» JOB
State only the number of lines that include "type".

--- BEGIN ---

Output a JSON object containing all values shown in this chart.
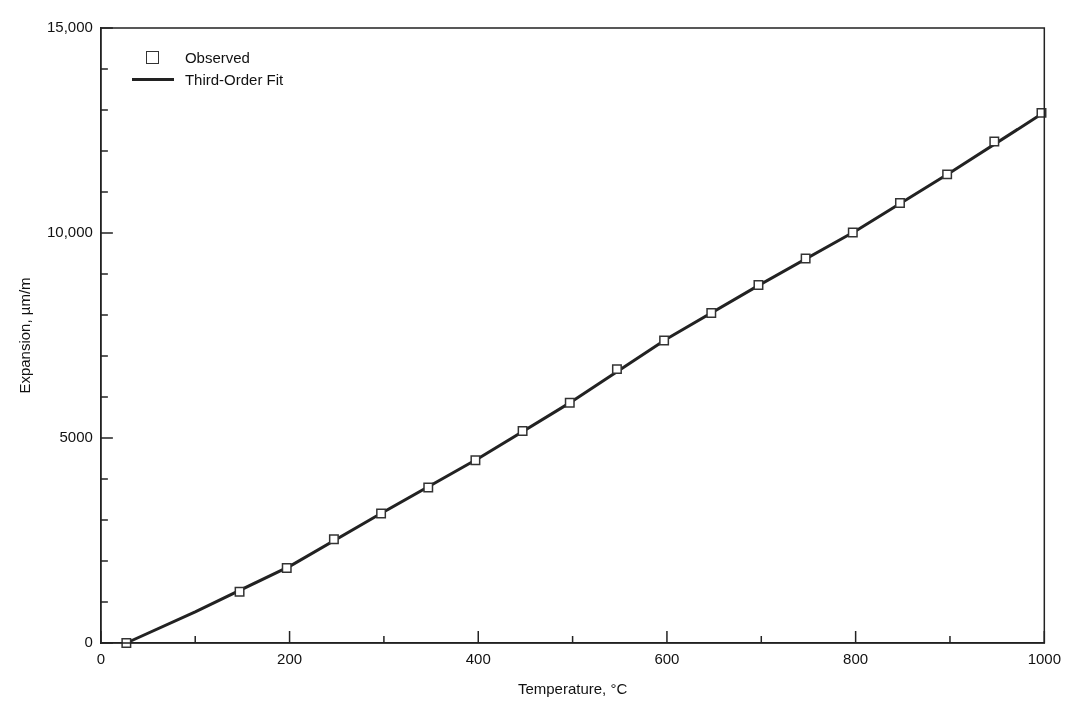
{
  "chart_data": {
    "type": "scatter",
    "xlabel": "Temperature, °C",
    "ylabel": "Expansion, µm/m",
    "xlim": [
      0,
      1000
    ],
    "xticks": [
      0,
      {
        "value": 100,
        "label": null
      },
      200,
      {
        "value": 300,
        "label": null
      },
      400,
      {
        "value": 500,
        "label": null
      },
      600,
      {
        "value": 700,
        "label": null
      },
      800,
      {
        "value": 900,
        "label": null
      },
      1000
    ],
    "ylim": [
      0,
      15000
    ],
    "yticks": [
      0,
      {
        "value": 1000,
        "label": null
      },
      {
        "value": 2000,
        "label": null
      },
      {
        "value": 3000,
        "label": null
      },
      {
        "value": 4000,
        "label": null
      },
      5000,
      {
        "value": 6000,
        "label": null
      },
      {
        "value": 7000,
        "label": null
      },
      {
        "value": 8000,
        "label": null
      },
      {
        "value": 9000,
        "label": null
      },
      {
        "value": 10000,
        "label": "10,000"
      },
      {
        "value": 11000,
        "label": null
      },
      {
        "value": 12000,
        "label": null
      },
      {
        "value": 13000,
        "label": null
      },
      {
        "value": 14000,
        "label": null
      },
      {
        "value": 15000,
        "label": "15,000"
      }
    ],
    "grid": false,
    "legend": "top left",
    "series": [
      {
        "name": "Observed",
        "type": "scatter",
        "marker": "square",
        "color": "#333333",
        "x": [
          27,
          147,
          197,
          247,
          297,
          347,
          397,
          447,
          497,
          547,
          597,
          647,
          697,
          747,
          797,
          847,
          897,
          947,
          997
        ],
        "values": [
          0,
          1250,
          1830,
          2530,
          3160,
          3790,
          4460,
          5170,
          5860,
          6680,
          7380,
          8050,
          8730,
          9380,
          10010,
          10730,
          11430,
          12230,
          12930
        ]
      },
      {
        "name": "Third-Order Fit",
        "type": "line",
        "marker": "none",
        "line_style": "solid",
        "color": "#222222",
        "x": [
          27,
          100,
          200,
          300,
          400,
          500,
          600,
          700,
          800,
          900,
          997
        ],
        "values": [
          0,
          760,
          1870,
          3200,
          4500,
          5900,
          7420,
          8760,
          10050,
          11470,
          12900
        ]
      }
    ]
  }
}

--- END ---

» TASK ANSWER
3